↓
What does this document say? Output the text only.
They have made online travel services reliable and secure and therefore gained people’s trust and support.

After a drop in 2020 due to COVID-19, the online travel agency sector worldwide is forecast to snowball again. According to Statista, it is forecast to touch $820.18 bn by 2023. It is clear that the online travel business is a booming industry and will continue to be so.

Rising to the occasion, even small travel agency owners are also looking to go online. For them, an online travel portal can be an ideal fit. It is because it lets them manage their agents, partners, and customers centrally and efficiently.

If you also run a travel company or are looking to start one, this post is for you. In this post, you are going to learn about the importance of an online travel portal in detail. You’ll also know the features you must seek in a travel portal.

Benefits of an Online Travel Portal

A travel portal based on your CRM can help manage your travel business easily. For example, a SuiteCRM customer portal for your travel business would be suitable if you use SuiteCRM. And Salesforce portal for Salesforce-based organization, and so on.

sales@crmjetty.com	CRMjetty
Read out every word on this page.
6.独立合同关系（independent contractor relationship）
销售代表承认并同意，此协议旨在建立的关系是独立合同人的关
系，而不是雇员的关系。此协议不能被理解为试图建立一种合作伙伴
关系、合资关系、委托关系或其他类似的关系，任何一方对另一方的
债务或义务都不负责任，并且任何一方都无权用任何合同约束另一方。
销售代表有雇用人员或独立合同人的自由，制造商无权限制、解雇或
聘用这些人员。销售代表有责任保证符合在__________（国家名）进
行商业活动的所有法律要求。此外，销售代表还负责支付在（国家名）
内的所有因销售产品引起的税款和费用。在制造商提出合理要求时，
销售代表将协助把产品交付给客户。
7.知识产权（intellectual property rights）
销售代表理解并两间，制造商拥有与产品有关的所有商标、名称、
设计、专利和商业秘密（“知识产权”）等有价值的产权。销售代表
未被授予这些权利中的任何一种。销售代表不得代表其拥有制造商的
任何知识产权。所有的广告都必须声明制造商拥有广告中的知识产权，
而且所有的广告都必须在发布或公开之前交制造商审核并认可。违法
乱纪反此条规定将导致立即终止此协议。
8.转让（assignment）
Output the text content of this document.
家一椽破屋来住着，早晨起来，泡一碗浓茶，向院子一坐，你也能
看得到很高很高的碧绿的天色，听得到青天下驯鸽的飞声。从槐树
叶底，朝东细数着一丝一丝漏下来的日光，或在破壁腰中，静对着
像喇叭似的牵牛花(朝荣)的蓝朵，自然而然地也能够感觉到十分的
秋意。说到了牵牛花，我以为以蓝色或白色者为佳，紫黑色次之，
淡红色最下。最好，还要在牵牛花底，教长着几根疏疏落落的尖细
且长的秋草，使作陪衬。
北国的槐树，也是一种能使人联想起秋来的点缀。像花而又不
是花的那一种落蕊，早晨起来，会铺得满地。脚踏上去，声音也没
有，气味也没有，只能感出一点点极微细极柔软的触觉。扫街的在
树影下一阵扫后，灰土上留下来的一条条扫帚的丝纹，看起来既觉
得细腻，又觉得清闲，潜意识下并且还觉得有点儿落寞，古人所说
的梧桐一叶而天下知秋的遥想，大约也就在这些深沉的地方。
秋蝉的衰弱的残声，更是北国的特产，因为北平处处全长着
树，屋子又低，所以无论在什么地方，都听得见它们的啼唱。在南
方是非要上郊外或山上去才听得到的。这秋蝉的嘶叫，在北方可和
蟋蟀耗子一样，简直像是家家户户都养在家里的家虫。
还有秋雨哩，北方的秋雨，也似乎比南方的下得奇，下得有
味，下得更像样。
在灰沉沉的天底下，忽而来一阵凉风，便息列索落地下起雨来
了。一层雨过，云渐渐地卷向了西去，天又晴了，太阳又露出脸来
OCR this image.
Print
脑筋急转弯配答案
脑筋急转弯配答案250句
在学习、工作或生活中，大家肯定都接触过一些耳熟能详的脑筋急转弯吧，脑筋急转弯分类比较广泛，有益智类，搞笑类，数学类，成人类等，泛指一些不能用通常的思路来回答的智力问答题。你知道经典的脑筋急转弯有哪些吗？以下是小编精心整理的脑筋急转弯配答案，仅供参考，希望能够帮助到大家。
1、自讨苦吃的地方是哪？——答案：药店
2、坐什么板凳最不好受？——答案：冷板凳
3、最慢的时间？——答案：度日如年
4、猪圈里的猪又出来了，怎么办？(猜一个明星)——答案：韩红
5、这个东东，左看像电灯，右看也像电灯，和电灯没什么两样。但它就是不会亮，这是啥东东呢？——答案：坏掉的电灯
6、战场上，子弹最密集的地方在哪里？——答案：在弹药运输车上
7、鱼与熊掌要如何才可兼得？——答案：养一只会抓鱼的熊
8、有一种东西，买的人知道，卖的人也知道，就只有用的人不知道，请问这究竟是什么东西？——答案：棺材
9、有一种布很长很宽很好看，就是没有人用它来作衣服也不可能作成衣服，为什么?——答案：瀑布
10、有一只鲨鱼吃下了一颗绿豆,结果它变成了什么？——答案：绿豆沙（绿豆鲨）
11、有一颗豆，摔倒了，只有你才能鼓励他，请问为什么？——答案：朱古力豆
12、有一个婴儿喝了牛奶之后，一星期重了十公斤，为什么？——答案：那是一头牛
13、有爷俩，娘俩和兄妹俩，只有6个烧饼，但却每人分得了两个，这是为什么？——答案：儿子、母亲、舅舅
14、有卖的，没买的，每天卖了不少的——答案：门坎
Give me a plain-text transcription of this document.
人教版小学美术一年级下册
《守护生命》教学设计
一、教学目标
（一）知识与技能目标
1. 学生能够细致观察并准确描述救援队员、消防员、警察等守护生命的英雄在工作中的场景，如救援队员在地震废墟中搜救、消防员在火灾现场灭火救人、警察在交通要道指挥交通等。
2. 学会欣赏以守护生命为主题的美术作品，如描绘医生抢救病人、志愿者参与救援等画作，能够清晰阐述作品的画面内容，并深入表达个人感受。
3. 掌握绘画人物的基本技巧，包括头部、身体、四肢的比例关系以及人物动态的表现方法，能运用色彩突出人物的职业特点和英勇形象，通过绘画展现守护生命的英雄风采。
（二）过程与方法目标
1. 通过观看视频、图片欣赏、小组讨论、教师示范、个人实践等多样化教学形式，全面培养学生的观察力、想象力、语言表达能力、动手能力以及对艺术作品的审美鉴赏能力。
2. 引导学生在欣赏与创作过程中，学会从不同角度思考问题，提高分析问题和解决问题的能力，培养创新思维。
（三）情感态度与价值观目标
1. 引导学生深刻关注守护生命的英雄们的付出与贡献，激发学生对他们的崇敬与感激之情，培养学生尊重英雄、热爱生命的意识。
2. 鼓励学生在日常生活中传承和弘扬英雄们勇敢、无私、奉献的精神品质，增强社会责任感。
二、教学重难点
↑
## [WHAT THE EXERCISE ASKS]
Read the entries and select each line where the word "Output" is found.

## [WRITTEN RESPONSE]
What does this document say? Output the text only.
Output the text content of this document.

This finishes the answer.